------ PROVIDED RECORDS ------

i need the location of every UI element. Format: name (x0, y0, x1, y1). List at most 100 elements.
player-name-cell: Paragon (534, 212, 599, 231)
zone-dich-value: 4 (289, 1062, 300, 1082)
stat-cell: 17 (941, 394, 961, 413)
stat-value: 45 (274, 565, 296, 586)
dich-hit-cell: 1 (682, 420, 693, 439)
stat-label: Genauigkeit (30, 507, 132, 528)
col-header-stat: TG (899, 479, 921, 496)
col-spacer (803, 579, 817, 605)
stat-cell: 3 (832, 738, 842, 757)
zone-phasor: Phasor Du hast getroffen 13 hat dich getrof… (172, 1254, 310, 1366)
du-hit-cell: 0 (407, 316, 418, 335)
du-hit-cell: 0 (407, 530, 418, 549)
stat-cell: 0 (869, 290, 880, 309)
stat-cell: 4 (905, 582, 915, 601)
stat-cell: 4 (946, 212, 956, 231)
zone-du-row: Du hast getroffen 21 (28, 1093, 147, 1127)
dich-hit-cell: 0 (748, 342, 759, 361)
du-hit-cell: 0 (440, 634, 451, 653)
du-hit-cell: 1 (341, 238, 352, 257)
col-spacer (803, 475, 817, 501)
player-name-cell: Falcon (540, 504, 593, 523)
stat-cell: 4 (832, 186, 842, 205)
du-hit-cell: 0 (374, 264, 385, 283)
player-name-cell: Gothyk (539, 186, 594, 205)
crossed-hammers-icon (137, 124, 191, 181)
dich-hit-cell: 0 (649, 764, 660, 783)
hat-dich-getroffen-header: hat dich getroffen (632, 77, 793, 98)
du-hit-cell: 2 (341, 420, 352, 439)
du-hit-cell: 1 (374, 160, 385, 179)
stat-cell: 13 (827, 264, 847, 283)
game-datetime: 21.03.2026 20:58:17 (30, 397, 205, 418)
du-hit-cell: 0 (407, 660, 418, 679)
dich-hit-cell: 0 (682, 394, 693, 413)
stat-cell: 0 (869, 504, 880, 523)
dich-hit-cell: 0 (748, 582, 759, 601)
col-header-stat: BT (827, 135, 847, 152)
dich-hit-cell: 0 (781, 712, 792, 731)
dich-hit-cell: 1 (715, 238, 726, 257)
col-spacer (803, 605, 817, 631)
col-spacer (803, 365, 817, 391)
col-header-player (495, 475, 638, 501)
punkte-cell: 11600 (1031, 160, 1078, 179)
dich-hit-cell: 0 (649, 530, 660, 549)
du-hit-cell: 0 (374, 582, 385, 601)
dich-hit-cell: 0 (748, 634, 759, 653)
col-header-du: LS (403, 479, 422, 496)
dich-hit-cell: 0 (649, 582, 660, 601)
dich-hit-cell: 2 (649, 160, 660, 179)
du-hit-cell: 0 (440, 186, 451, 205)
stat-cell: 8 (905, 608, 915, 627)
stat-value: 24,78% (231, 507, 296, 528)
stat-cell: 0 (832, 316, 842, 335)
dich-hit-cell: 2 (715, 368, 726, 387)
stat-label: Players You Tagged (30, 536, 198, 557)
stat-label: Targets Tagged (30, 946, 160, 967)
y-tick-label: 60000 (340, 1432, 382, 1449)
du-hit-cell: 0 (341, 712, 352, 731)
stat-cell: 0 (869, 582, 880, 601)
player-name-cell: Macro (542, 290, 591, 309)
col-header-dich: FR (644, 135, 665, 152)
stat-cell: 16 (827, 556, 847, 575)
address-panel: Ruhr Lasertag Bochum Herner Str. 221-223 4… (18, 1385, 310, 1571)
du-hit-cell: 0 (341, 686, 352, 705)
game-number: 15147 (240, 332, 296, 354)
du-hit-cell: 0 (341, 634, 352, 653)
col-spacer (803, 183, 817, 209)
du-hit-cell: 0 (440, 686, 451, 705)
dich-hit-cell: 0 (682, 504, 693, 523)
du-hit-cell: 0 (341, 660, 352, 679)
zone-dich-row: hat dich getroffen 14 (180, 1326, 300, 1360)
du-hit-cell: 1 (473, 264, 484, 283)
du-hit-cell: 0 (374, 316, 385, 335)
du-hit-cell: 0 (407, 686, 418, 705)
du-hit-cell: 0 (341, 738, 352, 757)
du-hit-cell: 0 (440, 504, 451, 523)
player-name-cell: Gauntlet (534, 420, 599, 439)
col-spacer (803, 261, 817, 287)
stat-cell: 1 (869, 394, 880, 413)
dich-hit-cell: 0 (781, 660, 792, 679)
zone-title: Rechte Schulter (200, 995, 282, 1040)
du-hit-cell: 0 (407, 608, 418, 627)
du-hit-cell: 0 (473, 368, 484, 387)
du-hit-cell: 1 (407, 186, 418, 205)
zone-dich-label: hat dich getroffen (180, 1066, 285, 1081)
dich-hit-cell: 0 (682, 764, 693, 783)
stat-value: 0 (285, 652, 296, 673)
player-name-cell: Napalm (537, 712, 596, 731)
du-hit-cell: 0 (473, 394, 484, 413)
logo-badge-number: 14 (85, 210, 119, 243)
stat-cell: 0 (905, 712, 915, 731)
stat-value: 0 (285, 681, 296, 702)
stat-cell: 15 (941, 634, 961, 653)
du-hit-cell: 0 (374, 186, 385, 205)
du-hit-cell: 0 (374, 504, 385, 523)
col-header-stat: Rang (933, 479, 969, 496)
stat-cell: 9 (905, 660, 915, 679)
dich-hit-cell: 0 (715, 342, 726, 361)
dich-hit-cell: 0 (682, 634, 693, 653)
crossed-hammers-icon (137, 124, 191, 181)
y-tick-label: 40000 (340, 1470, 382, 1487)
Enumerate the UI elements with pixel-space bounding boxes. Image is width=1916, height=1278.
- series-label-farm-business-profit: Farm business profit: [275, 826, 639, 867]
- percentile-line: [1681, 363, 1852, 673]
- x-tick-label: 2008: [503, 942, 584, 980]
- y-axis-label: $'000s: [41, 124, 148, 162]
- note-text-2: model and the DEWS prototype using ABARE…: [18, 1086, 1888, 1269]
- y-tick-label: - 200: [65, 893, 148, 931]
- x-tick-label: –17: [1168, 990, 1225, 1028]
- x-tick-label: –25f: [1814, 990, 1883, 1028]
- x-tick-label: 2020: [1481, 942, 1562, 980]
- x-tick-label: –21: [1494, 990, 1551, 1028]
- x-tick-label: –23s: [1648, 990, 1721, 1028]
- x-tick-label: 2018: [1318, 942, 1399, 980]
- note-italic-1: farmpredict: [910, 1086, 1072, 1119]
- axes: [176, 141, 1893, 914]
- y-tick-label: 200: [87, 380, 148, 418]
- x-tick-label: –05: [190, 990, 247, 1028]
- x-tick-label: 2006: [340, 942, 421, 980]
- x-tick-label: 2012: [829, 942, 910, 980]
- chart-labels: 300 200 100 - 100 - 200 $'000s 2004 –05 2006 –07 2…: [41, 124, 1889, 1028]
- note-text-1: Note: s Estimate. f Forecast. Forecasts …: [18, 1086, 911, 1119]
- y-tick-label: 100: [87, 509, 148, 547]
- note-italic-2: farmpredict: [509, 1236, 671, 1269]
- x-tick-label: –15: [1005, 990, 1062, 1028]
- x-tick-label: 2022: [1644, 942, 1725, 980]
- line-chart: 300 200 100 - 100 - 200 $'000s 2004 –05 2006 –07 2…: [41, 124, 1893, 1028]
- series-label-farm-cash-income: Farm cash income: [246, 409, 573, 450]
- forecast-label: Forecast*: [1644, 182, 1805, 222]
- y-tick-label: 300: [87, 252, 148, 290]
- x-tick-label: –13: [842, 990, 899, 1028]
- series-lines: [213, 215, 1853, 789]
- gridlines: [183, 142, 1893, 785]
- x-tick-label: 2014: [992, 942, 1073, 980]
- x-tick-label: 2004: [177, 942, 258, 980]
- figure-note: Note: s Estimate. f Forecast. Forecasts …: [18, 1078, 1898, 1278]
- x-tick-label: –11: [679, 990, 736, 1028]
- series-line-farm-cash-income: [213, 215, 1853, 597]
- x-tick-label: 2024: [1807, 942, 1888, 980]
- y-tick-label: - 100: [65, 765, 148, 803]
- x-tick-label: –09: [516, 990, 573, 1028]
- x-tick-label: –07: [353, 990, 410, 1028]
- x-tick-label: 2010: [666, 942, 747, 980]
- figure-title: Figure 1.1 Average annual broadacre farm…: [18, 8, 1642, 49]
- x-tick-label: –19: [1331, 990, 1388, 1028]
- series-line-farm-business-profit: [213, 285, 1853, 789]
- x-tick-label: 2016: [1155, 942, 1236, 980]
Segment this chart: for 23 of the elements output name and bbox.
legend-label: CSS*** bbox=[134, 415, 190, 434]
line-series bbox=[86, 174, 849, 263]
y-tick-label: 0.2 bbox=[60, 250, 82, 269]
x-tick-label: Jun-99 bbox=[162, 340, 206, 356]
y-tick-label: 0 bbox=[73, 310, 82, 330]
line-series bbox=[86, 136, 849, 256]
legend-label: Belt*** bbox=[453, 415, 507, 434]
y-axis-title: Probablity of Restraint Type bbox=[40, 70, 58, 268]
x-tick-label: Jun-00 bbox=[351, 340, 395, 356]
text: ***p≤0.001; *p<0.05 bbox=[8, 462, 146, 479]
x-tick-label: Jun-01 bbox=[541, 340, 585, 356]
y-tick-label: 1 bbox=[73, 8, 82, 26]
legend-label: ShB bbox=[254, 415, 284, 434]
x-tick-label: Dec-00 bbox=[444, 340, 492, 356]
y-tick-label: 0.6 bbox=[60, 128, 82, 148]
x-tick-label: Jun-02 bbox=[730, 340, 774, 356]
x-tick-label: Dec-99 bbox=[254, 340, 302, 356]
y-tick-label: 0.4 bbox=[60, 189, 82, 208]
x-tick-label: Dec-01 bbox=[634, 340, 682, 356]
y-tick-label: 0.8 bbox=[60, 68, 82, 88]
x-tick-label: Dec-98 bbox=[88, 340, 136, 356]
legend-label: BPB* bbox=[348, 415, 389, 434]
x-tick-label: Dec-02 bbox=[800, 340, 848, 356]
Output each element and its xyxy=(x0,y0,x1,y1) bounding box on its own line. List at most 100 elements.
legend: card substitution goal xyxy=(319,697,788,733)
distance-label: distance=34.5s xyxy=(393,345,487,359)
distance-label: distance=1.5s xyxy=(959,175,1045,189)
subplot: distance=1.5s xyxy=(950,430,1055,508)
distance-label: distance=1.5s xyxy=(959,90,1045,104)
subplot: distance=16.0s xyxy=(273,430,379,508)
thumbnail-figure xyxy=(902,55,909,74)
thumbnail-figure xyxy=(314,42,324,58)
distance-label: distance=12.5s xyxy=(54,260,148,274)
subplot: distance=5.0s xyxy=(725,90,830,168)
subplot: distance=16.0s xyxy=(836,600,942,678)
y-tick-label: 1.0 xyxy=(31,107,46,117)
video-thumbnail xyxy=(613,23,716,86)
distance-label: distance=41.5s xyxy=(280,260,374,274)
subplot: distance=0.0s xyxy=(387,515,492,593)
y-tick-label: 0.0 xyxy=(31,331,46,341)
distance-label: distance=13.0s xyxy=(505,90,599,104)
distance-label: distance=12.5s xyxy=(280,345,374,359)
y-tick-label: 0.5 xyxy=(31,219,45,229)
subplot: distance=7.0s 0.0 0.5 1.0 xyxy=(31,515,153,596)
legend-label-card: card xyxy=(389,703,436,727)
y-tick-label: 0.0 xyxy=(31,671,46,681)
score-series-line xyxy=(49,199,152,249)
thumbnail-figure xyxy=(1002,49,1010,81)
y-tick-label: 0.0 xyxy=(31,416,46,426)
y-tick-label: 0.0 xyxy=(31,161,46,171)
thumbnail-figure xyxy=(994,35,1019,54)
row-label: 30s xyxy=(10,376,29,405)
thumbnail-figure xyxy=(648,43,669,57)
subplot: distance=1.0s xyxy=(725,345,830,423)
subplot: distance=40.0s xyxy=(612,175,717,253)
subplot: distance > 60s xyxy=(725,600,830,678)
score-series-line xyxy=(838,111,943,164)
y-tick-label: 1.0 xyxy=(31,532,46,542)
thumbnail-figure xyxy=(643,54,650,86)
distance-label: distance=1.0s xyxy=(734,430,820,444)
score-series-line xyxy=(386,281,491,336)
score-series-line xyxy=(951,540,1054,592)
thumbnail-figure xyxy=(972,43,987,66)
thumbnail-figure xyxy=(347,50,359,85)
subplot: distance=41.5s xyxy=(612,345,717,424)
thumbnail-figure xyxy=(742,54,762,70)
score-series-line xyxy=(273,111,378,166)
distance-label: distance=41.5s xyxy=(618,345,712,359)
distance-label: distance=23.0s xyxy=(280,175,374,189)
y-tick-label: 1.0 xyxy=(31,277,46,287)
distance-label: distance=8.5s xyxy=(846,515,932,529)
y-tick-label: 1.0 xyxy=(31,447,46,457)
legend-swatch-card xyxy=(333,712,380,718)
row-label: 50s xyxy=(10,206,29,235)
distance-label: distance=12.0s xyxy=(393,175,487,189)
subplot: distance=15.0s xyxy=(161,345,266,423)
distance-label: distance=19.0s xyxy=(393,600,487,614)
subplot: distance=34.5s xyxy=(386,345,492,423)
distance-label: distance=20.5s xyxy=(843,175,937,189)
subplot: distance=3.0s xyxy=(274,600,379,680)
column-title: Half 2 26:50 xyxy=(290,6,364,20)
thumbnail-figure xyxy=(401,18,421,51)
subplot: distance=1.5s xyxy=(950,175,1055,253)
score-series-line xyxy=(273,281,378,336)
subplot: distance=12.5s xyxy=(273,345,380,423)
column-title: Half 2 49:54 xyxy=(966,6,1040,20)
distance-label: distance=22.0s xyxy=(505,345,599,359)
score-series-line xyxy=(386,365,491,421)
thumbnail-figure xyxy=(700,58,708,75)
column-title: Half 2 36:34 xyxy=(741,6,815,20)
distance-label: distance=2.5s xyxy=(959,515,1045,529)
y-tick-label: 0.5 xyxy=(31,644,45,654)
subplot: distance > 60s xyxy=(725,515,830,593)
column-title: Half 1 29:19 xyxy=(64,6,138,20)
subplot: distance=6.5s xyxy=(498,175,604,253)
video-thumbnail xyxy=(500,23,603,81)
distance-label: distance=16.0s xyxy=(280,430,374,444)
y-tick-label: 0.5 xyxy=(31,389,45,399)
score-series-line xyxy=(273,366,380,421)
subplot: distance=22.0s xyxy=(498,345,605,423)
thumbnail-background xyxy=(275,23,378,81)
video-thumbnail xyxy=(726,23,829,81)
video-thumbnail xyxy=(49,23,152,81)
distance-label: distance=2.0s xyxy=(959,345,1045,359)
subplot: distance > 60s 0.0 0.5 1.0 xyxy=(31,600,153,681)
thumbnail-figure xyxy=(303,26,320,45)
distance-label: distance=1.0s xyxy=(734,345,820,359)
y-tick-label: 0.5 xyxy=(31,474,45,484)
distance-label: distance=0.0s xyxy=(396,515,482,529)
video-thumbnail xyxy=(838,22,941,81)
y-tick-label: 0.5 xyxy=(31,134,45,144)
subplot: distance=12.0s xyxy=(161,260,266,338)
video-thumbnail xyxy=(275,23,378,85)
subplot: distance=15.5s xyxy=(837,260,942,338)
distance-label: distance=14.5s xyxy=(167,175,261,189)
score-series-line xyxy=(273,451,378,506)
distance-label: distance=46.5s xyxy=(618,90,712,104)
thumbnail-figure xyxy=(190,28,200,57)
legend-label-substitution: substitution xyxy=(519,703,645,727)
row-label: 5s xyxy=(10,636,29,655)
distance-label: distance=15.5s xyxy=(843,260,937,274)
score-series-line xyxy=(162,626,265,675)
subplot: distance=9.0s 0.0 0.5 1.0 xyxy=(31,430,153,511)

------

WORK TO DO.
Rewrite the part of the saved entries that opens with the first line and closes with the line containing "stat-label: Genauigkeit (30, 507, 132, 528)", changing "dich-hit-cell" to "hit-by-cell" and keeping everything else the same.

WORKED ANSWER.
i need the location of every UI element. Format: name (x0, y0, x1, y1). List at most 100 elements.
player-name-cell: Paragon (534, 212, 599, 231)
zone-dich-value: 4 (289, 1062, 300, 1082)
stat-cell: 17 (941, 394, 961, 413)
stat-value: 45 (274, 565, 296, 586)
hit-by-cell: 1 (682, 420, 693, 439)
stat-label: Genauigkeit (30, 507, 132, 528)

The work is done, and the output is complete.